§ TASK INSTRUCTIONS
Do any lines in the data below contain "Method"? If so, copy every one of them.

§ SOURCE MATERIAL
================

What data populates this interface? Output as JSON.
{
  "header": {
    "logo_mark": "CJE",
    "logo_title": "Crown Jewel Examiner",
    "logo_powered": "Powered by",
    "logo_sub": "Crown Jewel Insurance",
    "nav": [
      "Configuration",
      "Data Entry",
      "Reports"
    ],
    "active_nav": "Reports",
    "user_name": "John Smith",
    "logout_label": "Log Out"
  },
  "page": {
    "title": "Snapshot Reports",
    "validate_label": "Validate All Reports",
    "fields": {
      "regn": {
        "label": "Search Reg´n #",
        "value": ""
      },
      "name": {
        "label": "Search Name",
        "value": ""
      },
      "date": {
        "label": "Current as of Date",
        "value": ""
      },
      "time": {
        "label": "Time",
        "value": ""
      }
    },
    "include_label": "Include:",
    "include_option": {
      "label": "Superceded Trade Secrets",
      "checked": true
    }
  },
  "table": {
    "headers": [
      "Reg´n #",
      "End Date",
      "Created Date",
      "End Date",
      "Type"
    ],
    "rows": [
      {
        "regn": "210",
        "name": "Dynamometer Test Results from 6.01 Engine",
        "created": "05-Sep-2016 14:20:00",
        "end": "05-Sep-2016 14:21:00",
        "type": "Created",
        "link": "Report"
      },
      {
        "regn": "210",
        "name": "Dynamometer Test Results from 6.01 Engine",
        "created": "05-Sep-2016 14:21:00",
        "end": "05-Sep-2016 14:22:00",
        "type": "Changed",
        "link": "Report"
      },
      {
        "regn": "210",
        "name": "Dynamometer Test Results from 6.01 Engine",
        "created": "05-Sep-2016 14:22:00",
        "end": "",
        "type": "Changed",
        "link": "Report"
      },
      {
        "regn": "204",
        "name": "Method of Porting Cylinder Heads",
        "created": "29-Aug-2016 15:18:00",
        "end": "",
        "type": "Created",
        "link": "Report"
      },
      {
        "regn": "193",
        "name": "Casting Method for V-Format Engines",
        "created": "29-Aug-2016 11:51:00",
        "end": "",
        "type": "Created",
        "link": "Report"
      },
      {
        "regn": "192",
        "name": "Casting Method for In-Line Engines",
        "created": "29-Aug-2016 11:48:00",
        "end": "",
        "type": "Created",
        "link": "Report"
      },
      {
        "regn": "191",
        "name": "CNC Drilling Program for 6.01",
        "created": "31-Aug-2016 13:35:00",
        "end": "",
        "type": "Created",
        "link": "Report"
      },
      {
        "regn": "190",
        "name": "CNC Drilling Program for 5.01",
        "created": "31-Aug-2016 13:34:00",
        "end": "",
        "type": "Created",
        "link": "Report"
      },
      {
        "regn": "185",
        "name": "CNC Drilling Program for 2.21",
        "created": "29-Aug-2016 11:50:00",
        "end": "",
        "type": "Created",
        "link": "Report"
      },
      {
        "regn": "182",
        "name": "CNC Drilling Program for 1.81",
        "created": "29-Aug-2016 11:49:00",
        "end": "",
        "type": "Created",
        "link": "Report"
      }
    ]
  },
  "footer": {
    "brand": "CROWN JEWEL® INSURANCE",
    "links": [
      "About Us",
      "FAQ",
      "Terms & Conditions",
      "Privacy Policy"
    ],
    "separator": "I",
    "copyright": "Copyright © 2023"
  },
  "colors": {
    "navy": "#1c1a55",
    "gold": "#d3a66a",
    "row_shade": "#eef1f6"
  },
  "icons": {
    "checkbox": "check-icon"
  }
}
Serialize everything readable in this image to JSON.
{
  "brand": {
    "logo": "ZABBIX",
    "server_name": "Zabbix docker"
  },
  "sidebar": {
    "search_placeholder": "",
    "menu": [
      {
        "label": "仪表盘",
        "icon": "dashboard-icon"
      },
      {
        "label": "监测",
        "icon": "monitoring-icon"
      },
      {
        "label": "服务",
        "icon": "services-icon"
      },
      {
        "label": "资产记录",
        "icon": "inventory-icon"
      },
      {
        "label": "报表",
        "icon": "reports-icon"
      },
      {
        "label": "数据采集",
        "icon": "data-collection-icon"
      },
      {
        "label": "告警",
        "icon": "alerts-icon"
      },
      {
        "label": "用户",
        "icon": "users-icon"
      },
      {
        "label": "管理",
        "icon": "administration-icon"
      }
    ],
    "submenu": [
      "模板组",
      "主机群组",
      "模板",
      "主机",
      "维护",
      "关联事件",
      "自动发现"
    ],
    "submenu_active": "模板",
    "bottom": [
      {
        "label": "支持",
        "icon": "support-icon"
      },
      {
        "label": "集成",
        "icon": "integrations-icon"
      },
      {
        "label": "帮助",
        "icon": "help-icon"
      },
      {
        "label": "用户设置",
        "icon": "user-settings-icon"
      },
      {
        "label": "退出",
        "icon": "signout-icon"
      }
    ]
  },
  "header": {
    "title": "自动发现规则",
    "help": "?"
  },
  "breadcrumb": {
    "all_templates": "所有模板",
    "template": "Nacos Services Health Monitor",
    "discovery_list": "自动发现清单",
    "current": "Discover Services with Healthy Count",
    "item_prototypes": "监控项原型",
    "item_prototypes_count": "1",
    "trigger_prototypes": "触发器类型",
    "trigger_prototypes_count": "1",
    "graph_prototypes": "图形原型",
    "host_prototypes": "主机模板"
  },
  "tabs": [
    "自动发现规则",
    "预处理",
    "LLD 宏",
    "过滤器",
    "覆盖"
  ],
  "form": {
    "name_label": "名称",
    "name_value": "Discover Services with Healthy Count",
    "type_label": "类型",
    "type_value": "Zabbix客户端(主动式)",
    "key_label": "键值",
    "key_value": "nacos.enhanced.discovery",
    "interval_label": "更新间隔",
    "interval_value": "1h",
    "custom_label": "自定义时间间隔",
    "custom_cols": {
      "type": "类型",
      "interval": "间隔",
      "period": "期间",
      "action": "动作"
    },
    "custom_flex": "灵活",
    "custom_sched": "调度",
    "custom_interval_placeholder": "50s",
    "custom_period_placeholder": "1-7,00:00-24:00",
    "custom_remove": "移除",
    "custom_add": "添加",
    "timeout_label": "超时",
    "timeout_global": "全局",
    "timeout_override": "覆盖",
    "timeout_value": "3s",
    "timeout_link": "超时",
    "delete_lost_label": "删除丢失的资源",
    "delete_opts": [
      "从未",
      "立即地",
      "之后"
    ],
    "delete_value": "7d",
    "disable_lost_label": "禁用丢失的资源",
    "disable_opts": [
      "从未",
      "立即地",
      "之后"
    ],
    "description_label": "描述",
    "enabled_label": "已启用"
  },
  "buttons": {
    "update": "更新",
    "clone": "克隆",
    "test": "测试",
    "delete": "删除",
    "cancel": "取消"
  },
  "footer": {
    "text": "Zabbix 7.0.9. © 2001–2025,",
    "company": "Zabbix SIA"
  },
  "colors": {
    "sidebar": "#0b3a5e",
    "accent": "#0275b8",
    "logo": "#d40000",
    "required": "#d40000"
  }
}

================

§ THE ANSWER
        "name": "Method of Porting Cylinder Heads",
        "name": "Casting Method for V-Format Engines",
        "name": "Casting Method for In-Line Engines",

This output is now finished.